Figure record listings
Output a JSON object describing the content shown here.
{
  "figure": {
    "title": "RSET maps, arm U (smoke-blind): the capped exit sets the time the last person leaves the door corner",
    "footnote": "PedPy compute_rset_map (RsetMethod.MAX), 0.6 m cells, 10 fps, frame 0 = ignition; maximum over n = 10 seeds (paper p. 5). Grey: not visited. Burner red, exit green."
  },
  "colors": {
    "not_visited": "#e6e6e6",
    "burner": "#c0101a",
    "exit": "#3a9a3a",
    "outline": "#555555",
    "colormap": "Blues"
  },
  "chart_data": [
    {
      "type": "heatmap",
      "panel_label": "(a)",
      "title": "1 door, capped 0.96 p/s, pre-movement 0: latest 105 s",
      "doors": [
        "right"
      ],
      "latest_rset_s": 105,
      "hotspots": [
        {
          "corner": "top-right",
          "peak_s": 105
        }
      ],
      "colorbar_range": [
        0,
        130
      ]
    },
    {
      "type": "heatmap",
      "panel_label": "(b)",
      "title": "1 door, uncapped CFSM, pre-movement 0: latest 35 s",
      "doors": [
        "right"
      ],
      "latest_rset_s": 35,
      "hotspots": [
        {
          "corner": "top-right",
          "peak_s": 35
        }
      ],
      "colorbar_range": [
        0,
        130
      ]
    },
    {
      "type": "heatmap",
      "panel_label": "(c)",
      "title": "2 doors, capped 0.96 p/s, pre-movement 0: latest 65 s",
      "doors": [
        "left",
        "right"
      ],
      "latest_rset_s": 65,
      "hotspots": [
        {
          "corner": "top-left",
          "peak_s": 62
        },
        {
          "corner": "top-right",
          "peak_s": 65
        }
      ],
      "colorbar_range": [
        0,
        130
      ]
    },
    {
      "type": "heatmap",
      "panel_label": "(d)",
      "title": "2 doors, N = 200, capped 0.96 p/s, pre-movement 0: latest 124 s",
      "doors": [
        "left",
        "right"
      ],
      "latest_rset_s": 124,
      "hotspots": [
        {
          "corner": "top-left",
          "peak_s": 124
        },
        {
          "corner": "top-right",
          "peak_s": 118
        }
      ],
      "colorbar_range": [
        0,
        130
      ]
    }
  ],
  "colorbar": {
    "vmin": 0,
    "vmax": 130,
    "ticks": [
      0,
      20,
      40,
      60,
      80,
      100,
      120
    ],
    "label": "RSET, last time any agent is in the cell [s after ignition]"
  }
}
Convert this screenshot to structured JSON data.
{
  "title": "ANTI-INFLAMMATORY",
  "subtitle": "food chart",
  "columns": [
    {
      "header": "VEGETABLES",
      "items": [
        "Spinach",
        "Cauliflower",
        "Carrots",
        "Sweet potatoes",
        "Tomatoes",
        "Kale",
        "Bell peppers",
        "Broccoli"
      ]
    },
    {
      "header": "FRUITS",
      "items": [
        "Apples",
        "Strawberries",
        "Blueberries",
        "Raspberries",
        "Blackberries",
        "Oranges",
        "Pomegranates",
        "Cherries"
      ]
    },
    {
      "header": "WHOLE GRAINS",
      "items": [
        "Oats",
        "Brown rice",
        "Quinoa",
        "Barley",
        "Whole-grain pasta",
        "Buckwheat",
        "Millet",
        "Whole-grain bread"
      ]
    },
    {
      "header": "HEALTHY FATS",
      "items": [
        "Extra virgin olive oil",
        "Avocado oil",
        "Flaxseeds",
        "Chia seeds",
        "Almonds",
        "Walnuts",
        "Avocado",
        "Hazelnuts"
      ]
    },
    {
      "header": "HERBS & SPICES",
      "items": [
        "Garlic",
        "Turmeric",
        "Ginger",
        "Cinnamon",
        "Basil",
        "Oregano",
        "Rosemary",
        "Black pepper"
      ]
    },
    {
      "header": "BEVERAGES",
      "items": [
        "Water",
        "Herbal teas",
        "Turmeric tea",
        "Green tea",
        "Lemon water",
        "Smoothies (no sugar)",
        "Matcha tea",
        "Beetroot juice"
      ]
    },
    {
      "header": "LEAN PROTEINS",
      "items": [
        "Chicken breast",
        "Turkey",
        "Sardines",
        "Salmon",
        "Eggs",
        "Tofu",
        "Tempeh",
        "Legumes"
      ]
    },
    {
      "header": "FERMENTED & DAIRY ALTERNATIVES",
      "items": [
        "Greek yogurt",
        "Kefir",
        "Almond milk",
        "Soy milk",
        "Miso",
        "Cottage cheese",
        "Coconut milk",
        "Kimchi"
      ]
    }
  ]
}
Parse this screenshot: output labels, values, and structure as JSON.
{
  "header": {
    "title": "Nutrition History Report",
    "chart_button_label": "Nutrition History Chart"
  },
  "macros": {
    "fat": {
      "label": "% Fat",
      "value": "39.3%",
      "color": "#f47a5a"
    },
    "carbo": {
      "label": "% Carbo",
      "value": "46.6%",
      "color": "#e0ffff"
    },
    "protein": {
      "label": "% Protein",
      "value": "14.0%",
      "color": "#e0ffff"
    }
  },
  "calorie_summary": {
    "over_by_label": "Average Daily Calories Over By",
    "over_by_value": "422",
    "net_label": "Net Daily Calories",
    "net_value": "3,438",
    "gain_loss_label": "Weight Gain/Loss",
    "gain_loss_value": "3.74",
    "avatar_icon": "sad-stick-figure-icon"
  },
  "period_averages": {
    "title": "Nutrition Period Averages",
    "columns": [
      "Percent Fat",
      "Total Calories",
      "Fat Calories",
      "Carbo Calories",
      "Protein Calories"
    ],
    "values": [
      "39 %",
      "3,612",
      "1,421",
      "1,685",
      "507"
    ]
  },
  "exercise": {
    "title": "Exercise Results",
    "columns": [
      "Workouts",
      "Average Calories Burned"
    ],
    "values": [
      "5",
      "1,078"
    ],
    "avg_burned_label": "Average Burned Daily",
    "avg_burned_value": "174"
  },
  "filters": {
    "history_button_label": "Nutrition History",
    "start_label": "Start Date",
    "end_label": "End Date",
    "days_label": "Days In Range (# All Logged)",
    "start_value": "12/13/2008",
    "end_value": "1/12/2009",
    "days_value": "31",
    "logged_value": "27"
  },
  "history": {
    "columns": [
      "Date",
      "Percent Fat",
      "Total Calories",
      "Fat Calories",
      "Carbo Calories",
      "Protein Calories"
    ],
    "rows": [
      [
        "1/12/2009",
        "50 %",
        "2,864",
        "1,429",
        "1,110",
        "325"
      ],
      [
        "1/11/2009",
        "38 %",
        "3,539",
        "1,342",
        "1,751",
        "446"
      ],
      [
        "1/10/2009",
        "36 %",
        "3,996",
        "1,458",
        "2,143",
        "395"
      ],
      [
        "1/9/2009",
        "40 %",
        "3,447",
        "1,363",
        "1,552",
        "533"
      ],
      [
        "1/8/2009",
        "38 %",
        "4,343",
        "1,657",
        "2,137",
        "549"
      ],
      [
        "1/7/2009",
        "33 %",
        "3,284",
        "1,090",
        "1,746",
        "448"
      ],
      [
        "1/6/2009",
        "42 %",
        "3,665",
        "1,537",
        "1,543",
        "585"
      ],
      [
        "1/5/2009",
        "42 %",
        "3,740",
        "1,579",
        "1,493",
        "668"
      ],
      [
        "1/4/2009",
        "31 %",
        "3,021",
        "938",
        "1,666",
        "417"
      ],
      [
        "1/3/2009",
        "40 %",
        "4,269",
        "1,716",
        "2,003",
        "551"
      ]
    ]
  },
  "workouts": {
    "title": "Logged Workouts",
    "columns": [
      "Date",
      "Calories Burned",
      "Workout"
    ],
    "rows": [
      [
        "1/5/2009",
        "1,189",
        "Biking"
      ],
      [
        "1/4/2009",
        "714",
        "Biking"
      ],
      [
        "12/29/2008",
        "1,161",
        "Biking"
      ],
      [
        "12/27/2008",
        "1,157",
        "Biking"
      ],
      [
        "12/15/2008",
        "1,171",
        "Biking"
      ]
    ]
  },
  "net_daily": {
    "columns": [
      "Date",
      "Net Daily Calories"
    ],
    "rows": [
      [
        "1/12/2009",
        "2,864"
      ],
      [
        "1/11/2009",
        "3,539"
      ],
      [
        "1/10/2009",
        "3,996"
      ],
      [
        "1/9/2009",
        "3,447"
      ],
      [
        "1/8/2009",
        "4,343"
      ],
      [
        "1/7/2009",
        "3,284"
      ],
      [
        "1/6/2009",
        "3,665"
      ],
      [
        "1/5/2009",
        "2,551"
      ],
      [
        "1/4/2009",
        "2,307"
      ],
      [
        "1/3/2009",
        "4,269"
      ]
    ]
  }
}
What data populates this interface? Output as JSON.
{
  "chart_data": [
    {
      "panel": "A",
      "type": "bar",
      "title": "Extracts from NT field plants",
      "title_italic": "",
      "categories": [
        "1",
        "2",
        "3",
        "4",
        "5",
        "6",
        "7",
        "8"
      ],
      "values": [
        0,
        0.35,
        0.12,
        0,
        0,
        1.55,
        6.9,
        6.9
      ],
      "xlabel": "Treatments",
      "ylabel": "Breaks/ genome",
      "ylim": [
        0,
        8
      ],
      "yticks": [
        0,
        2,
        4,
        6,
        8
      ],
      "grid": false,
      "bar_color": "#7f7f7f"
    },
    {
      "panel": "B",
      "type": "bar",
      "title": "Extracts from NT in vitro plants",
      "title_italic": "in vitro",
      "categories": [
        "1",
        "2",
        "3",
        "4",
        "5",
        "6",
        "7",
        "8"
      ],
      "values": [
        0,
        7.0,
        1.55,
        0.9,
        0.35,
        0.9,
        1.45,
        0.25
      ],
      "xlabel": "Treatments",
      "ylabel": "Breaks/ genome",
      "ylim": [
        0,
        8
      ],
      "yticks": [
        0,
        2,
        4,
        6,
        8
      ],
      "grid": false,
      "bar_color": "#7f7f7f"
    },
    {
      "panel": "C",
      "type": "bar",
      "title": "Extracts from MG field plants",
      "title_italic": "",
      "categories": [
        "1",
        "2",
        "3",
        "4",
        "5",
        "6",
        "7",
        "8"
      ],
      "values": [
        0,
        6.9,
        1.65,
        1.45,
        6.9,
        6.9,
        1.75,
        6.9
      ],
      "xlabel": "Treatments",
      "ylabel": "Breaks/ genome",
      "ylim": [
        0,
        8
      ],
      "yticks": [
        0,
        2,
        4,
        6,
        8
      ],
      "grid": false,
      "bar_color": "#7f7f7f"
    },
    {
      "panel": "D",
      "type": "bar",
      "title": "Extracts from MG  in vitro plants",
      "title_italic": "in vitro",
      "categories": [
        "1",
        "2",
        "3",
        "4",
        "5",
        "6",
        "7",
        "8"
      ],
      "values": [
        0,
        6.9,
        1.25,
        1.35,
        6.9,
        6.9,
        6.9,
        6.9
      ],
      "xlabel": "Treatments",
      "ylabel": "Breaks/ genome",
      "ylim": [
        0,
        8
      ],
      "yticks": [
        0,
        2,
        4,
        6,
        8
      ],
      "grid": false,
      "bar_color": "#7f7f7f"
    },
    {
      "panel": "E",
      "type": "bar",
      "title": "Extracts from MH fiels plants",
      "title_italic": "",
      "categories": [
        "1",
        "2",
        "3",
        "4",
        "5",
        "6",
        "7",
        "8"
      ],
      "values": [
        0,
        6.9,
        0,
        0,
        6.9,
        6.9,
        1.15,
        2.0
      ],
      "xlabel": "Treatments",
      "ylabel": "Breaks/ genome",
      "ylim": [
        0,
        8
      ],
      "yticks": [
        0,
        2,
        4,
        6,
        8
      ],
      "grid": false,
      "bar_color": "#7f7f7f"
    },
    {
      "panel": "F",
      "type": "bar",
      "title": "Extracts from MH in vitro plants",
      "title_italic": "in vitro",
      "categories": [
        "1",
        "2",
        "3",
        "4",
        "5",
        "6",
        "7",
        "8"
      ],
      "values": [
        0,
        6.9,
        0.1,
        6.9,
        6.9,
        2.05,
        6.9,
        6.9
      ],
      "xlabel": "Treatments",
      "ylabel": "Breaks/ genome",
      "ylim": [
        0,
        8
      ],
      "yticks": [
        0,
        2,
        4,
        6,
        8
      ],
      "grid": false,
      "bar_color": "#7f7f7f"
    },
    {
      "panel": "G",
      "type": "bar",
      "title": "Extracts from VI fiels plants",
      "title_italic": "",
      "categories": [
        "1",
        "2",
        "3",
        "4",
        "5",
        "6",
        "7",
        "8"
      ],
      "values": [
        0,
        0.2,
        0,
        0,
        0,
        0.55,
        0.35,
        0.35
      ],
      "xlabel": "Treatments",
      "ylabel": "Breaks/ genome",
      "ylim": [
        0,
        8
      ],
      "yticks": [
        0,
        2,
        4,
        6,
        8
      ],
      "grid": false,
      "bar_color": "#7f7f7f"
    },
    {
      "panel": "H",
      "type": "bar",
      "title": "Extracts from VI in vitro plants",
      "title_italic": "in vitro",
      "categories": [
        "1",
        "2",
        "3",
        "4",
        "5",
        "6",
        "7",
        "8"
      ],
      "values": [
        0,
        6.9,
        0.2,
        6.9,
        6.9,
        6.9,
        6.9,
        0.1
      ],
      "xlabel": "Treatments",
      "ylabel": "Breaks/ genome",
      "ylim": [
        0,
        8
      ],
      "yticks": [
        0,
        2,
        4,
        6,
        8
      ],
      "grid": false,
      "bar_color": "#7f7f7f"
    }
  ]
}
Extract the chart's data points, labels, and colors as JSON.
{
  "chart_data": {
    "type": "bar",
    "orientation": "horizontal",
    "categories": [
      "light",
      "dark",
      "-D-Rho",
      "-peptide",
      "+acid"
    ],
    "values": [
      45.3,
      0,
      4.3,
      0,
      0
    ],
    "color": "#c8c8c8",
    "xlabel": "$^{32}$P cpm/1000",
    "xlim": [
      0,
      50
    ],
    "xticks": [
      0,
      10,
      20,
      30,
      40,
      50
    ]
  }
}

*Work to be completed*. Each line from the one with "Extract the chart's" through the end of the records above should be written out exactly. No other line should appear.

*Response to the task*.
Extract the chart's data points, labels, and colors as JSON.
{
  "chart_data": {
    "type": "bar",
    "orientation": "horizontal",
    "categories": [
      "light",
      "dark",
      "-D-Rho",
      "-peptide",
      "+acid"
    ],
    "values": [
      45.3,
      0,
      4.3,
      0,
      0
    ],
    "color": "#c8c8c8",
    "xlabel": "$^{32}$P cpm/1000",
    "xlim": [
      0,
      50
    ],
    "xticks": [
      0,
      10,
      20,
      30,
      40,
      50
    ]
  }
}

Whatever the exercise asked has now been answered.